• **Text**
# C-tek charger - nice bit of kit...



## tidzaboy (Nov 2, 2007)

I recently had a flat starter battery on my Autocruise, after leaving it not used for a few weeks, took the battery off for charging at home... So I thought I'd replace my ageing old charger and bought a C-tek MXS 5.0.
What a great bit of kit, well packaged, easy connections...came with two sets of battery connections ( crocodile & ring ). Good instructions and very easy to use.
As the E-bay supplier got it wrong ( sent the wrong charger), I also got a free C-tek battery monitor that can be left permanently connected to the battery ( uses ring connections, but it also has a handy inline through connector, that allows you to plug in the C-tek charger when you need to charge the battery) ... brill!

On a separate point, I've own a 'cheap' multimeter.... when I measure the C-tek output when in Mode 5 ( manual says output @ 14.4v) my meter reads 13.3v... do 'cheap' multimeters read accurately?? 1.1v seems a big diffrence...???

• **Problems and tasks**
1) Update the charger thread from "# C-tek charger" up to and including "easy to use.", replacing "crocodile" with "alligator".
2) Which charger model does the charger thread say was bought to replace the old one?
The material after the charger thread is not needed.

• **Data block**

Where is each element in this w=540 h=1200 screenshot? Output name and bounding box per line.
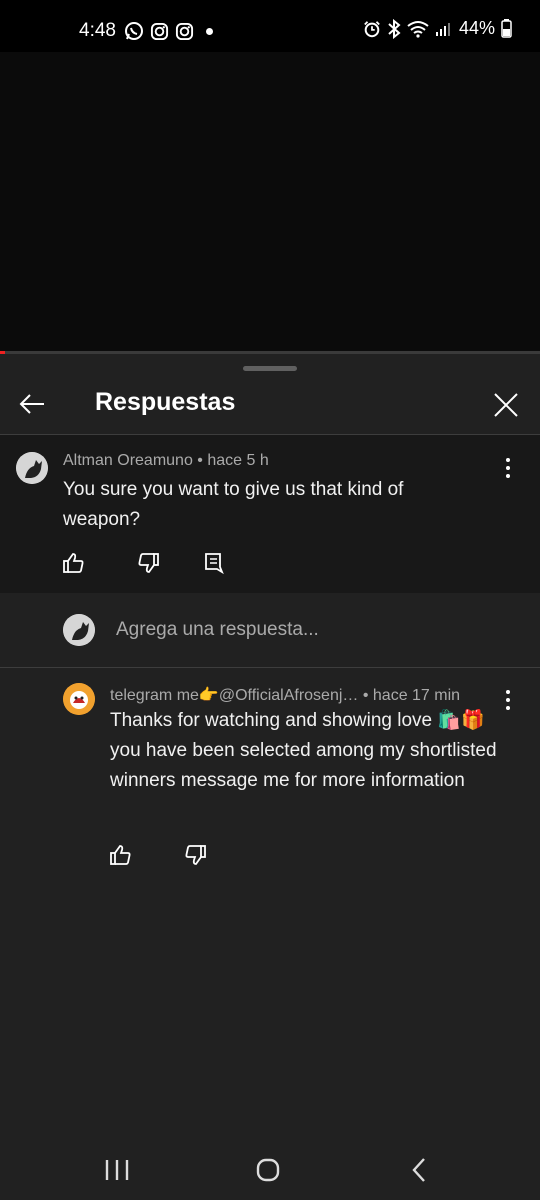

• **Full solutions**
1)
# C-tek charger - nice bit of kit...



## tidzaboy (Nov 2, 2007)

I recently had a flat starter battery on my Autocruise, after leaving it not used for a few weeks, took the battery off for charging at home... So I thought I'd replace my ageing old charger and bought a C-tek MXS 5.0.
What a great bit of kit, well packaged, easy connections...came with two sets of battery connections ( alligator & ring ). Good instructions and very easy to use.

2) A C-tek MXS 5.0.